STORED DATA
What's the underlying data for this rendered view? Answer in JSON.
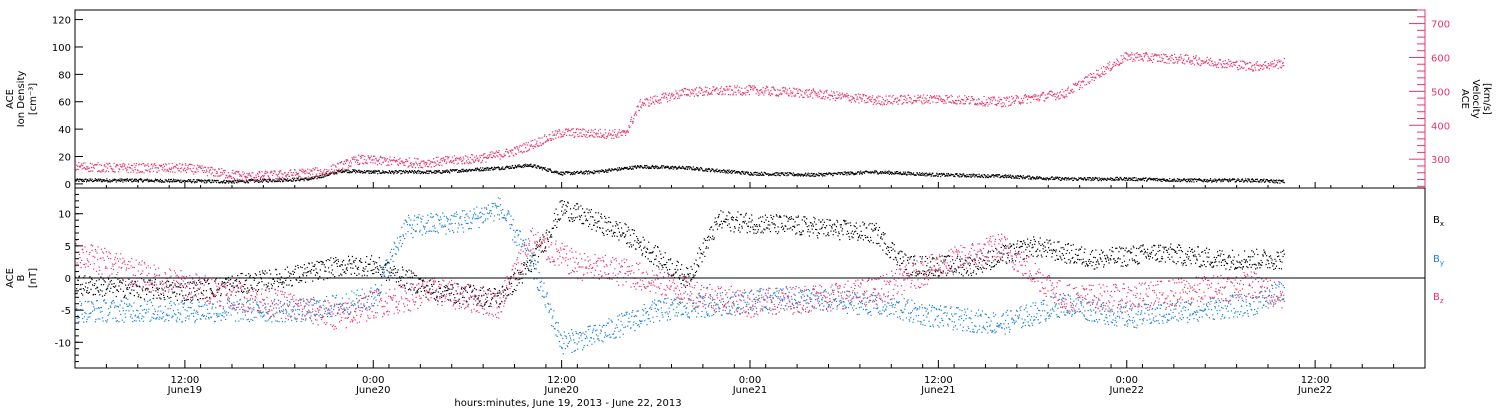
{
  "chart_data": {
    "type": "scatter",
    "xaxis": {
      "title": "hours:minutes, June 19, 2013 - June 22, 2013",
      "range": [
        "2013-06-19T05:00",
        "2013-06-22T19:00"
      ],
      "ticks": [
        {
          "time": "2013-06-19T12:00",
          "label": "12:00",
          "sublabel": "June19"
        },
        {
          "time": "2013-06-20T00:00",
          "label": "0:00",
          "sublabel": "June20"
        },
        {
          "time": "2013-06-20T12:00",
          "label": "12:00",
          "sublabel": "June20"
        },
        {
          "time": "2013-06-21T00:00",
          "label": "0:00",
          "sublabel": "June21"
        },
        {
          "time": "2013-06-21T12:00",
          "label": "12:00",
          "sublabel": "June21"
        },
        {
          "time": "2013-06-22T00:00",
          "label": "0:00",
          "sublabel": "June22"
        },
        {
          "time": "2013-06-22T12:00",
          "label": "12:00",
          "sublabel": "June22"
        }
      ]
    },
    "panels": [
      {
        "name": "plasma",
        "left_axis": {
          "label_lines": [
            "ACE",
            "Ion Density",
            "[cm⁻³]"
          ],
          "ylim": [
            -3,
            127
          ],
          "ticks": [
            0,
            20,
            40,
            60,
            80,
            100,
            120
          ]
        },
        "right_axis": {
          "label_lines": [
            "ACE",
            "Velocity",
            "[km/s]"
          ],
          "ylim": [
            215,
            740
          ],
          "ticks": [
            300,
            400,
            500,
            600,
            700
          ],
          "color": "#e8376a"
        },
        "series": [
          {
            "axis": "left",
            "color": "#000000",
            "x": [
              "2013-06-19T05:00",
              "2013-06-19T09:00",
              "2013-06-19T15:00",
              "2013-06-19T20:00",
              "2013-06-19T22:00",
              "2013-06-20T00:00",
              "2013-06-20T04:00",
              "2013-06-20T08:00",
              "2013-06-20T10:00",
              "2013-06-20T12:00",
              "2013-06-20T14:00",
              "2013-06-20T17:00",
              "2013-06-20T20:00",
              "2013-06-21T00:00",
              "2013-06-21T04:00",
              "2013-06-21T08:00",
              "2013-06-21T12:00",
              "2013-06-21T16:00",
              "2013-06-21T20:00",
              "2013-06-22T00:00",
              "2013-06-22T04:00",
              "2013-06-22T08:00",
              "2013-06-22T10:00"
            ],
            "y": [
              3,
              3,
              2,
              4,
              10,
              9,
              9,
              12,
              14,
              8,
              9,
              13,
              12,
              8,
              7,
              9,
              7,
              6,
              4,
              4,
              3,
              3,
              2
            ]
          },
          {
            "axis": "right",
            "color": "#e8376a",
            "x": [
              "2013-06-19T05:00",
              "2013-06-19T08:00",
              "2013-06-19T12:00",
              "2013-06-19T16:00",
              "2013-06-19T18:00",
              "2013-06-19T21:00",
              "2013-06-19T23:00",
              "2013-06-20T03:00",
              "2013-06-20T07:00",
              "2013-06-20T09:00",
              "2013-06-20T12:00",
              "2013-06-20T16:00",
              "2013-06-20T17:00",
              "2013-06-20T20:00",
              "2013-06-21T00:00",
              "2013-06-21T04:00",
              "2013-06-21T08:00",
              "2013-06-21T12:00",
              "2013-06-21T16:00",
              "2013-06-21T20:00",
              "2013-06-22T00:00",
              "2013-06-22T04:00",
              "2013-06-22T08:00",
              "2013-06-22T10:00"
            ],
            "y": [
              280,
              275,
              275,
              250,
              255,
              265,
              300,
              290,
              305,
              325,
              380,
              375,
              465,
              500,
              505,
              495,
              475,
              480,
              470,
              495,
              605,
              595,
              575,
              585
            ]
          }
        ]
      },
      {
        "name": "magnetic",
        "left_axis": {
          "label_lines": [
            "ACE",
            "B",
            "[nT]"
          ],
          "ylim": [
            -14,
            14
          ],
          "ticks": [
            -10,
            -5,
            0,
            5,
            10
          ],
          "zero_line": true
        },
        "legend": [
          {
            "text": "B",
            "sub": "x",
            "color": "#000000"
          },
          {
            "text": "B",
            "sub": "y",
            "color": "#1b82dc"
          },
          {
            "text": "B",
            "sub": "z",
            "color": "#e8376a"
          }
        ],
        "series": [
          {
            "name": "Bx",
            "color": "#000000",
            "x": [
              "2013-06-19T05:00",
              "2013-06-19T12:00",
              "2013-06-19T18:00",
              "2013-06-19T22:00",
              "2013-06-20T00:00",
              "2013-06-20T04:00",
              "2013-06-20T08:00",
              "2013-06-20T10:00",
              "2013-06-20T12:00",
              "2013-06-20T16:00",
              "2013-06-20T20:00",
              "2013-06-20T22:00",
              "2013-06-21T04:00",
              "2013-06-21T08:00",
              "2013-06-21T10:00",
              "2013-06-21T14:00",
              "2013-06-21T18:00",
              "2013-06-21T22:00",
              "2013-06-22T02:00",
              "2013-06-22T06:00",
              "2013-06-22T10:00"
            ],
            "y": [
              -1,
              -2,
              0,
              2,
              2,
              -2,
              -3,
              2,
              11,
              7,
              0,
              9,
              8,
              7,
              2,
              2,
              5,
              3,
              4,
              3,
              3
            ]
          },
          {
            "name": "By",
            "color": "#1b82dc",
            "x": [
              "2013-06-19T05:00",
              "2013-06-19T12:00",
              "2013-06-19T16:00",
              "2013-06-19T20:00",
              "2013-06-20T00:00",
              "2013-06-20T02:00",
              "2013-06-20T06:00",
              "2013-06-20T08:00",
              "2013-06-20T10:00",
              "2013-06-20T12:00",
              "2013-06-20T14:00",
              "2013-06-20T18:00",
              "2013-06-20T22:00",
              "2013-06-21T02:00",
              "2013-06-21T08:00",
              "2013-06-21T12:00",
              "2013-06-21T16:00",
              "2013-06-21T20:00",
              "2013-06-22T00:00",
              "2013-06-22T04:00",
              "2013-06-22T08:00",
              "2013-06-22T10:00"
            ],
            "y": [
              -5,
              -5,
              -5,
              -5,
              -3,
              8,
              9,
              11,
              3,
              -10,
              -9,
              -5,
              -4,
              -3,
              -4,
              -6,
              -7,
              -4,
              -6,
              -5,
              -4,
              -2
            ]
          },
          {
            "name": "Bz",
            "color": "#e8376a",
            "x": [
              "2013-06-19T05:00",
              "2013-06-19T10:00",
              "2013-06-19T16:00",
              "2013-06-19T22:00",
              "2013-06-20T00:00",
              "2013-06-20T04:00",
              "2013-06-20T08:00",
              "2013-06-20T10:00",
              "2013-06-20T13:00",
              "2013-06-20T16:00",
              "2013-06-20T20:00",
              "2013-06-21T00:00",
              "2013-06-21T04:00",
              "2013-06-21T08:00",
              "2013-06-21T12:00",
              "2013-06-21T16:00",
              "2013-06-21T20:00",
              "2013-06-22T00:00",
              "2013-06-22T04:00",
              "2013-06-22T08:00",
              "2013-06-22T10:00"
            ],
            "y": [
              4,
              0,
              -3,
              -6,
              -4,
              -2,
              -4,
              6,
              2,
              1,
              -2,
              -4,
              -3,
              -2,
              2,
              5,
              -3,
              -3,
              -2,
              -1,
              -3
            ]
          }
        ]
      }
    ]
  }
}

EXERCISE DESCRIPTION
Only a number is wanted: how many lines above include "time"?

FULL OUTPUT
7